DESCRIPTION OF THE TASK: Every line that holds the string "text" is to be identified and copied.

## begin RECORDS PROVIDED

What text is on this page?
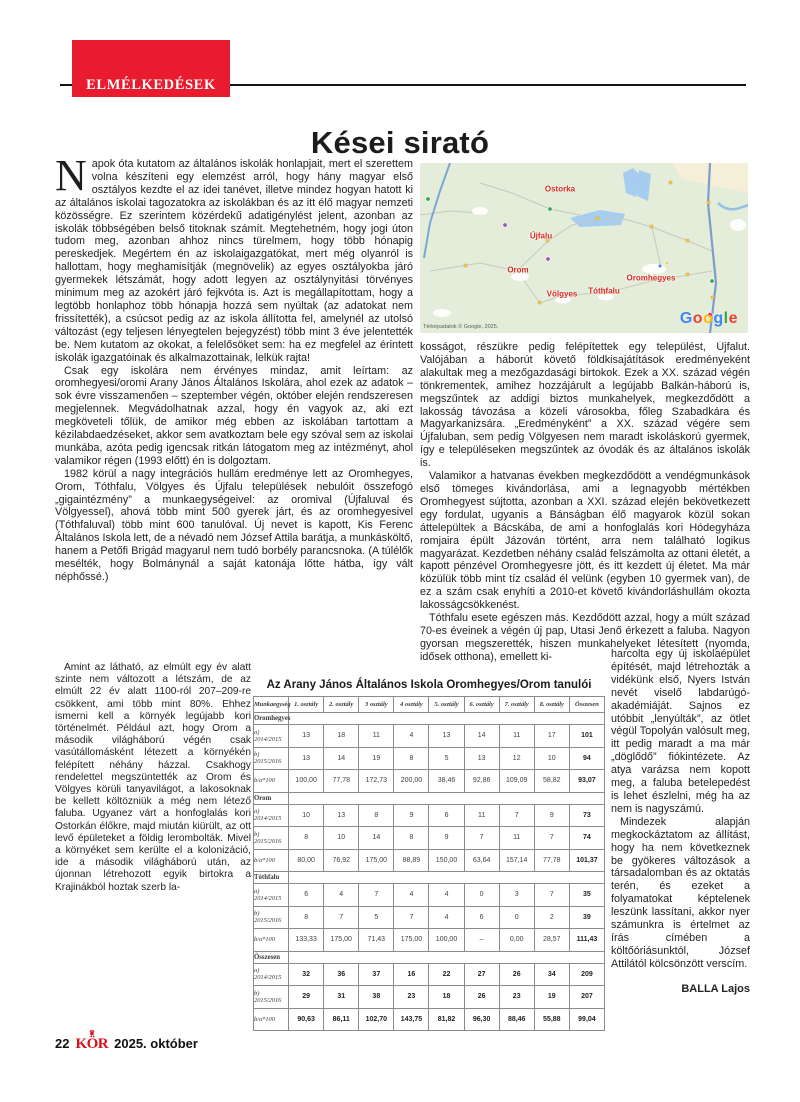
ELMÉLKEDÉSEK
Kései sirató

Napok óta kutatom az általános iskolák honlapjait, mert el szerettem volna készíteni egy elemzést arról, hogy hány magyar első osztályos kezdte el az idei tanévet, illetve mindez hogyan hatott ki az általános iskolai tagozatokra az iskolákban és az itt élő magyar nemzeti közösségre. Ez szerintem közérdekű adatigénylést jelent, azonban az iskolák többségében belső titoknak számít. Megtehetném, hogy jogi úton tudom meg, azonban ahhoz nincs türelmem, hogy több hónapig pereskedjek. Megértem én az iskolaigazgatókat, mert még olyanról is hallottam, hogy meghamisítják (megnövelik) az egyes osztályokba járó gyermekek létszámát, hogy adott legyen az osztálynyitási törvényes minimum meg az azokért járó fejkvóta is. Azt is megállapítottam, hogy a legtöbb honlaphoz több hónapja hozzá sem nyúltak (az adatokat nem frissítették), a csúcsot pedig az az iskola állította fel, amelynél az utolsó változást (egy teljesen lényegtelen bejegyzést) több mint 3 éve jelentették be. Nem kutatom az okokat, a felelősöket sem: ha ez megfelel az érintett iskolák igazgatóinak és alkalmazottainak, lelkük rajta!

Csak egy iskolára nem érvényes mindaz, amit leírtam: az oromhegyesi/oromi Arany János Általános Iskolára, ahol ezek az adatok – sok évre visszamenően – szeptember végén, október elején rendszeresen megjelennek. Megvádolhatnak azzal, hogy én vagyok az, aki ezt megköveteli tőlük, de amikor még ebben az iskolában tartottam a kézilabdaedzéseket, akkor sem avatkoztam bele egy szóval sem az iskolai munkába, azóta pedig igencsak ritkán látogatom meg az intézményt, ahol valamikor régen (1993 előtt) én is dolgoztam.

1982 körül a nagy integrációs hullám eredménye lett az Oromhegyes, Orom, Tóthfalu, Völgyes és Újfalu települések nebulóit összefogó „gigaintézmény” a munkaegységeivel: az oromival (Újfaluval és Völgyessel), ahová több mint 500 gyerek járt, és az oromhegyesivel (Tóthfaluval) több mint 600 tanulóval. Új nevet is kapott, Kis Ferenc Általános Iskola lett, de a névadó nem József Attila barátja, a munkásköltő, hanem a Petőfi Brigád magyarul nem tudó borbély parancsnoka. (A túlélők mesélték, hogy Bolmánynál a saját katonája lőtte hátba, így vált néphőssé.)

Ostorka
Újfalu
Orom
Völgyes Tóthfalu
Oromhegyes
Térképadatok © Google, 2025.	Google

kosságot, részükre pedig felépítettek egy települést, Újfalut. Valójában a háborút követő földkisajátítások eredményeként alakultak meg a mezőgazdasági birtokok. Ezek a XX. század végén tönkrementek, amihez hozzájárult a legújabb Balkán-háború is, megszűntek az addigi biztos munkahelyek, megkezdődött a lakosság távozása a közeli városokba, főleg Szabadkára és Magyarkanizsára. „Eredményként” a XX. század végére sem Újfaluban, sem pedig Völgyesen nem maradt iskoláskorú gyermek, így e településeken megszűntek az óvodák és az általános iskolák is.

Valamikor a hatvanas években megkezdődött a vendégmunkások első tömeges kivándorlása, ami a legnagyobb mértékben Oromhegyest sújtotta, azonban a XXI. század elején bekövetkezett egy fordulat, ugyanis a Bánságban élő magyarok közül sokan áttelepültek a Bácskába, de ami a honfoglalás kori Hódegyháza romjaira épült Jázován történt, arra nem található logikus magyarázat. Kezdetben néhány család felszámolta az ottani életét, a kapott pénzével Oromhegyesre jött, és itt kezdett új életet. Ma már közülük több mint tíz család él velünk (egyben 10 gyermek van), de ez a szám csak enyhíti a 2010-et követő kivándorláshullám okozta lakosságcsökkenést.

Tóthfalu esete egészen más. Kezdődött azzal, hogy a múlt század 70-es éveinek a végén új pap, Utasi Jenő érkezett a faluba. Nagyon gyorsan megszerették, hiszen munkahelyeket létesített (nyomda, idősek otthona), emellett ki-

Amint az látható, az elmúlt egy év alatt szinte nem változott a létszám, de az elmúlt 22 év alatt 1100-ról 207–209-re csökkent, ami több mint 80%. Ehhez ismerni kell a környék legújabb kori történelmét. Például azt, hogy Orom a második világháború végén csak vasútállomásként létezett a környékén felépített néhány házzal. Csakhogy rendelettel megszüntették az Orom és Völgyes körüli tanyavilágot, a lakosoknak be kellett költözniük a még nem létező faluba. Ugyanez várt a honfoglalás kori Ostorkán élőkre, majd miután kiürült, az ott levő épületeket a földig lerombolták. Mivel a környéket sem kerülte el a kolonizáció, ide a második világháború után, az újonnan létrehozott egyik birtokra a Krajinákból hoztak szerb la-

Az Arany János Általános Iskola Oromhegyes/Orom tanulói
Munkaegység	1. osztály	2. osztály	3 osztály	4 osztály	5. osztály	6. osztály	7. osztály	8. osztály	Összesen
Oromhegyes									
a) 2014/2015	13	18	11	4	13	14	11	17	101
b) 2015/2016	13	14	19	8	5	13	12	10	94
b/a*100	100,00	77,78	172,73	200,00	38,46	92,86	109,09	58,82	93,07
Orom									
a) 2014/2015	10	13	8	9	6	11	7	9	73
b) 2015/2016	8	10	14	8	9	7	11	7	74
b/a*100	80,00	76,92	175,00	88,89	150,00	63,64	157,14	77,78	101,37
Tóthfalu									
a) 2014/2015	6	4	7	4	4	0	3	7	35
b) 2015/2016	8	7	5	7	4	6	0	2	39
b/a*100	133,33	175,00	71,43	175,00	100,00	–	0,00	28,57	111,43
Összesen									
a) 2014/2015	32	36	37	16	22	27	26	34	209
b) 2015/2016	29	31	38	23	18	26	23	19	207
b/a*100	90,63	86,11	102,70	143,75	81,82	96,30	88,46	55,88	99,04

harcolta egy új iskolaépület építését, majd létrehozták a vidékünk első, Nyers István nevét viselő labdarúgó-akadémiáját. Sajnos ez utóbbit „lenyúlták”, az ötlet végül Topolyán valósult meg, itt pedig maradt a ma már „döglődő” fiókintézete. Az atya varázsa nem kopott meg, a faluba betelepedést is lehet észlelni, még ha az nem is nagyszámú.

Mindezek alapján megkockáztatom az állítást, hogy ha nem következnek be gyökeres változások a társadalomban és az oktatás terén, és ezeket a folyamatokat képtelenek leszünk lassítani, akkor nyer számunkra is értelmet az írás címében a költőóriásunktól, József Attilától kölcsönzött verscím.

BALLA Lajos
22 ♛ KÖR 2025. október
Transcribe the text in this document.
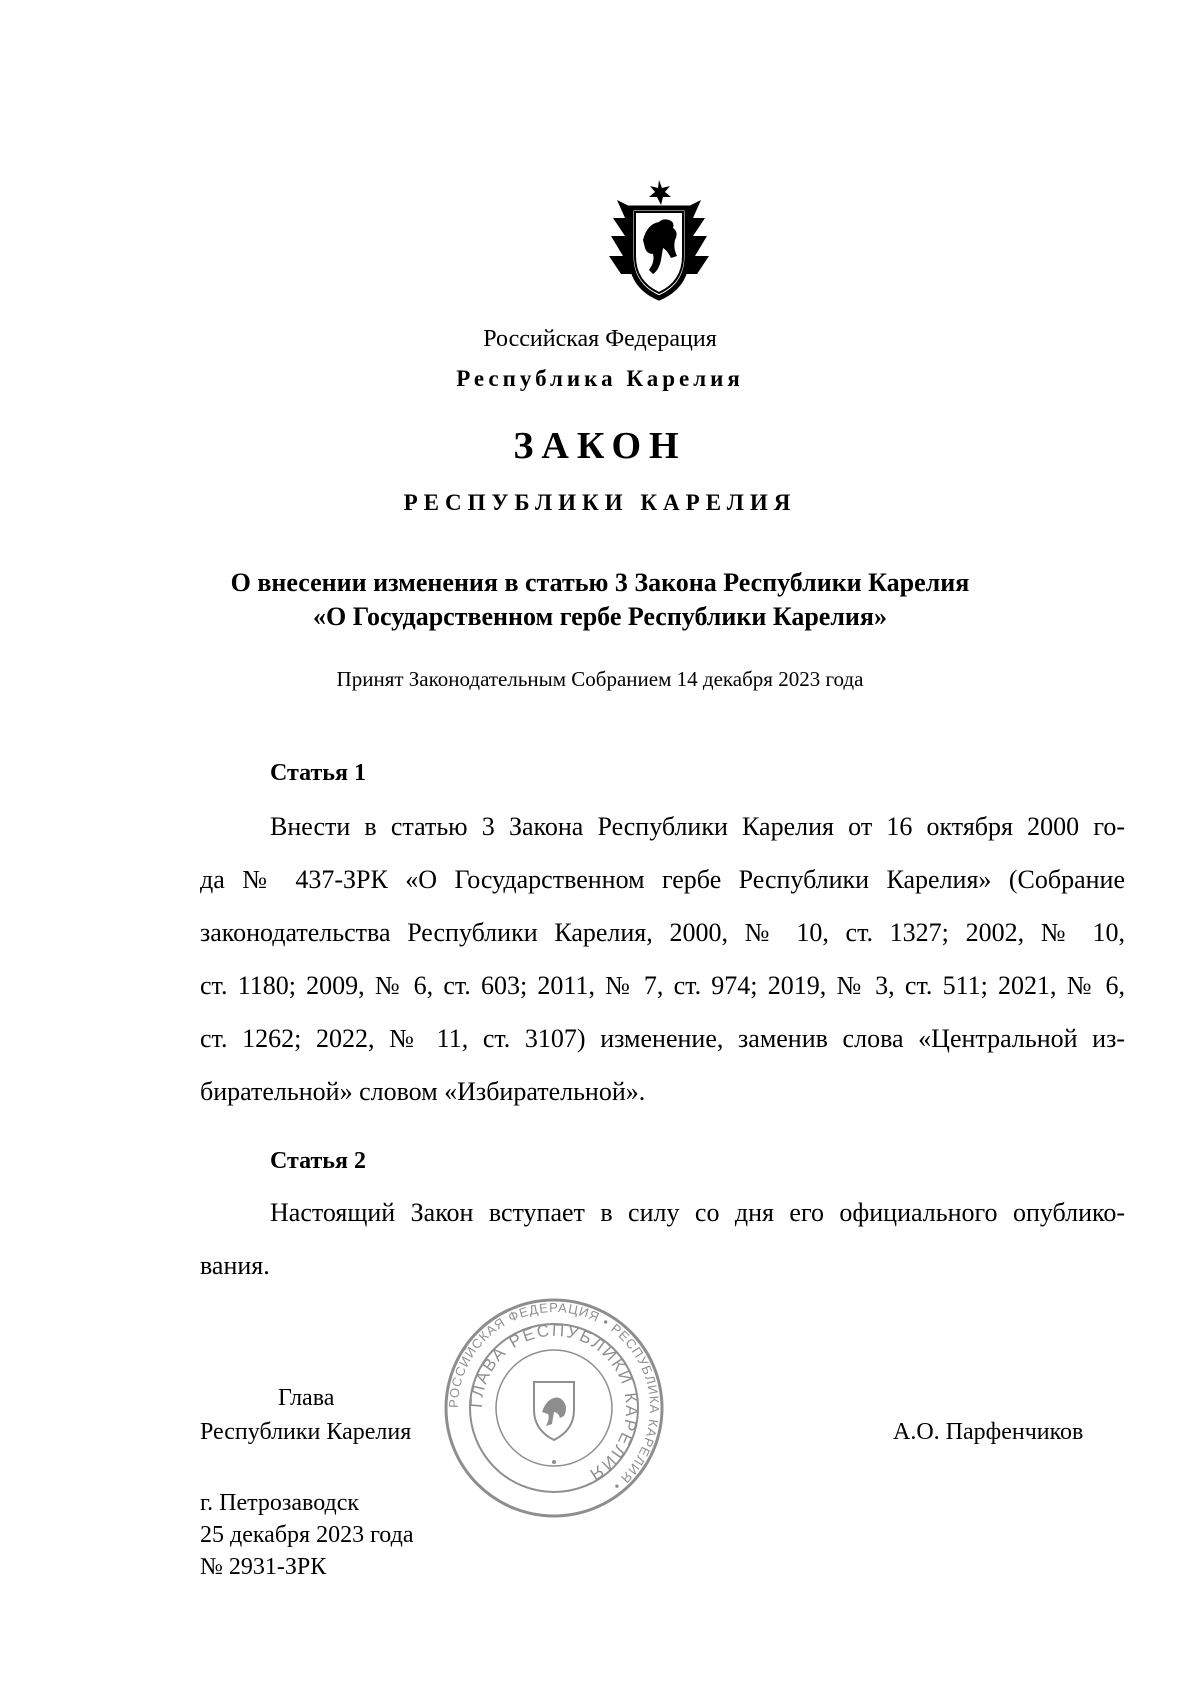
Российская Федерация
Республика Карелия
ЗАКОН
РЕСПУБЛИКИ КАРЕЛИЯ
О внесении изменения в статью 3 Закона Республики Карелия
«О Государственном гербе Республики Карелия»
Принят Законодательным Собранием 14 декабря 2023 года
Статья 1
Внести в статью 3 Закона Республики Карелия от 16 октября 2000 го-
да № 437-ЗРК «О Государственном гербе Республики Карелия» (Собрание
законодательства Республики Карелия, 2000, № 10, ст. 1327; 2002, № 10,
ст. 1180; 2009, № 6, ст. 603; 2011, № 7, ст. 974; 2019, № 3, ст. 511; 2021, № 6,
ст. 1262; 2022, № 11, ст. 3107) изменение, заменив слова «Центральной из-
бирательной» словом «Избирательной».
Статья 2
Настоящий Закон вступает в силу со дня его официального опублико-
вания.
РОССИЙСКАЯ ФЕДЕРАЦИЯ • РЕСПУБЛИКА КАРЕЛИЯ •
ГЛАВА РЕСПУБЛИКИ КАРЕЛИЯ
Глава
Республики Карелия	А.О. Парфенчиков
г. Петрозаводск
25 декабря 2023 года
№ 2931-ЗРК
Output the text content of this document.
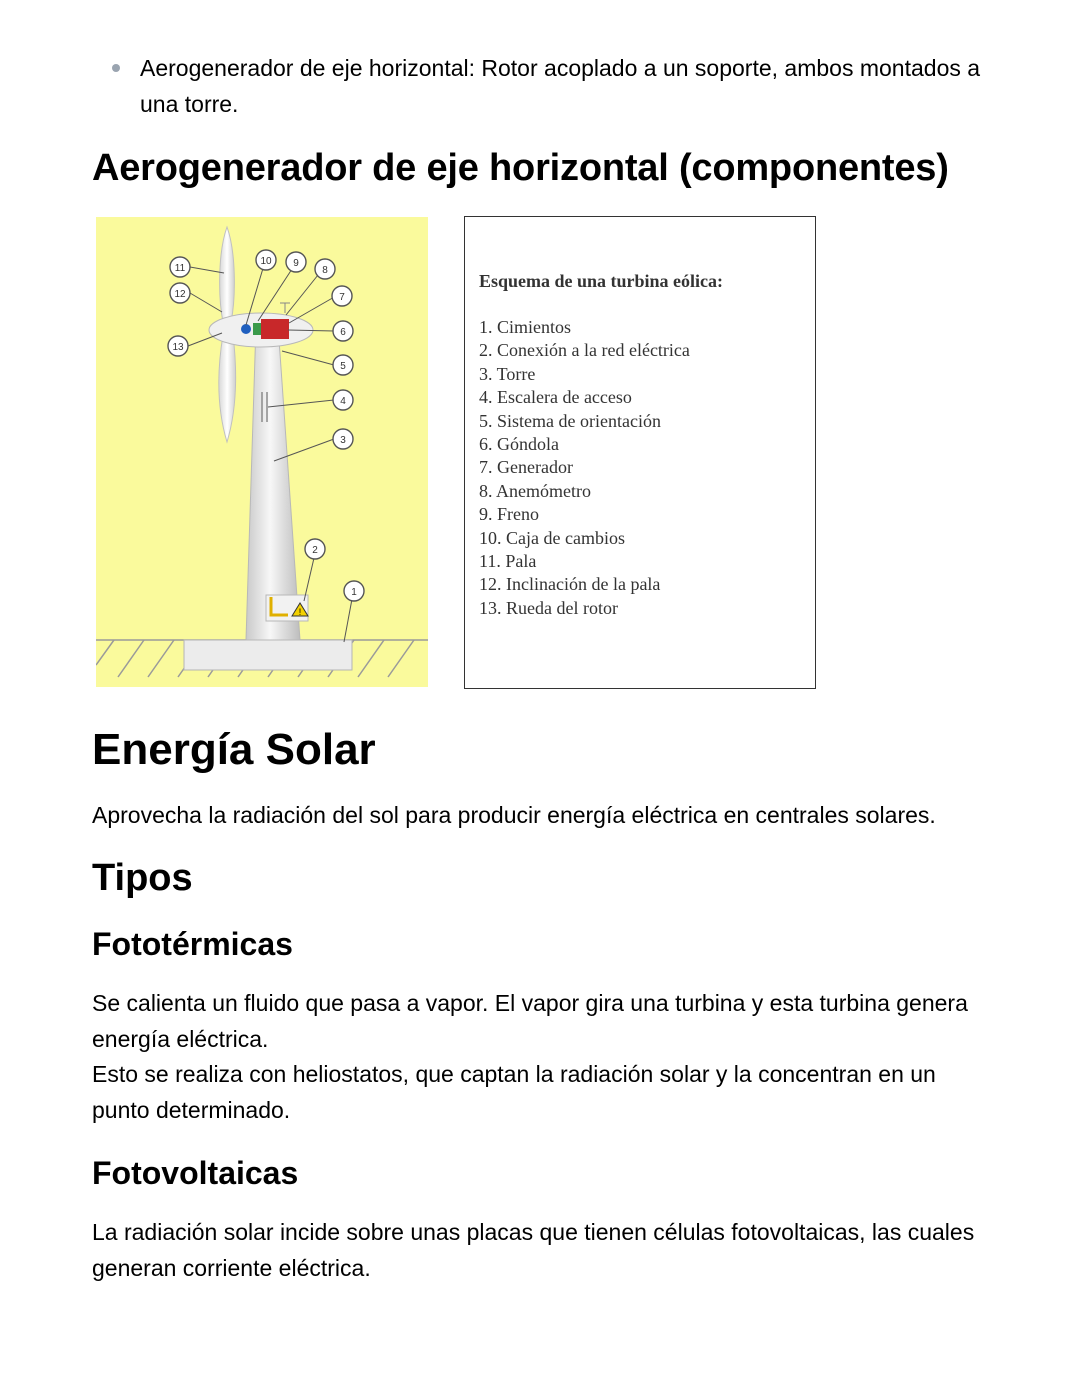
Aerogenerador de eje horizontal: Rotor acoplado a un soporte, ambos montados a una torre.

Aerogenerador de eje horizontal (componentes)
!
11
12
13
10 9
8
7
6
5
4
3
2
1

Esquema de una turbina eólica:

1. Cimientos
2. Conexión a la red eléctrica
3. Torre
4. Escalera de acceso
5. Sistema de orientación
6. Góndola
7. Generador
8. Anemómetro
9. Freno
10. Caja de cambios
11. Pala
12. Inclinación de la pala
13. Rueda del rotor
Energía Solar

Aprovecha la radiación del sol para producir energía eléctrica en centrales solares.

Tipos
Fototérmicas

Se calienta un fluido que pasa a vapor. El vapor gira una turbina y esta turbina genera energía eléctrica.
Esto se realiza con heliostatos, que captan la radiación solar y la concentran en un punto determinado.

Fotovoltaicas

La radiación solar incide sobre unas placas que tienen células fotovoltaicas, las cuales generan corriente eléctrica.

## end RECORDS PROVIDED

OUTPUT OF THE EXERCISE:
What text is on this page?
Transcribe the text in this document.
Output the text content of this document.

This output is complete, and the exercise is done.